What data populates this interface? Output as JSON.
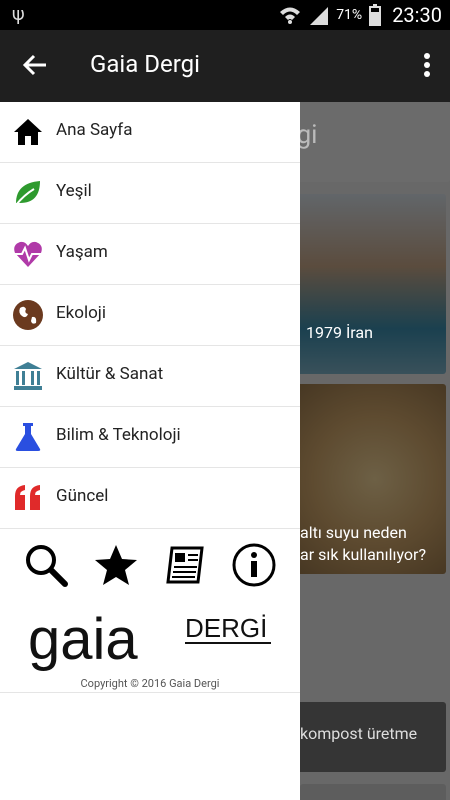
{
  "status_bar": {
    "battery": "71%",
    "time": "23:30"
  },
  "app_bar": {
    "title": "Gaia Dergi"
  },
  "drawer": {
    "items": [
      {
        "label": "Ana Sayfa",
        "icon": "home-icon",
        "color": "#000000"
      },
      {
        "label": "Yeşil",
        "icon": "leaf-icon",
        "color": "#2e9a2e"
      },
      {
        "label": "Yaşam",
        "icon": "heart-pulse-icon",
        "color": "#b03aa8"
      },
      {
        "label": "Ekoloji",
        "icon": "globe-icon",
        "color": "#6b3a1f"
      },
      {
        "label": "Kültür & Sanat",
        "icon": "museum-icon",
        "color": "#3f7f95"
      },
      {
        "label": "Bilim & Teknoloji",
        "icon": "flask-icon",
        "color": "#2a4fe0"
      },
      {
        "label": "Güncel",
        "icon": "quote-icon",
        "color": "#e02a2a"
      }
    ],
    "icon_bar": [
      "search-icon",
      "star-icon",
      "newspaper-icon",
      "info-icon"
    ],
    "logo": {
      "primary": "gaia",
      "secondary": "DERGİ"
    },
    "copyright": "Copyright © 2016 Gaia Dergi"
  },
  "background": {
    "section_title": "rgi",
    "card1_caption": "1979 İran",
    "card2_caption_line1": "altı suyu neden",
    "card2_caption_line2": "ar sık kullanılıyor?",
    "card3_caption": "kompost üretme"
  }
}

EXERCISE ▸
Search the entries for "color" and copy out each line that has it.

OUTPUT OF THE EXERCISE ▸
        "color": "#000000"
        "color": "#2e9a2e"
        "color": "#b03aa8"
        "color": "#6b3a1f"
        "color": "#3f7f95"
        "color": "#2a4fe0"
        "color": "#e02a2a"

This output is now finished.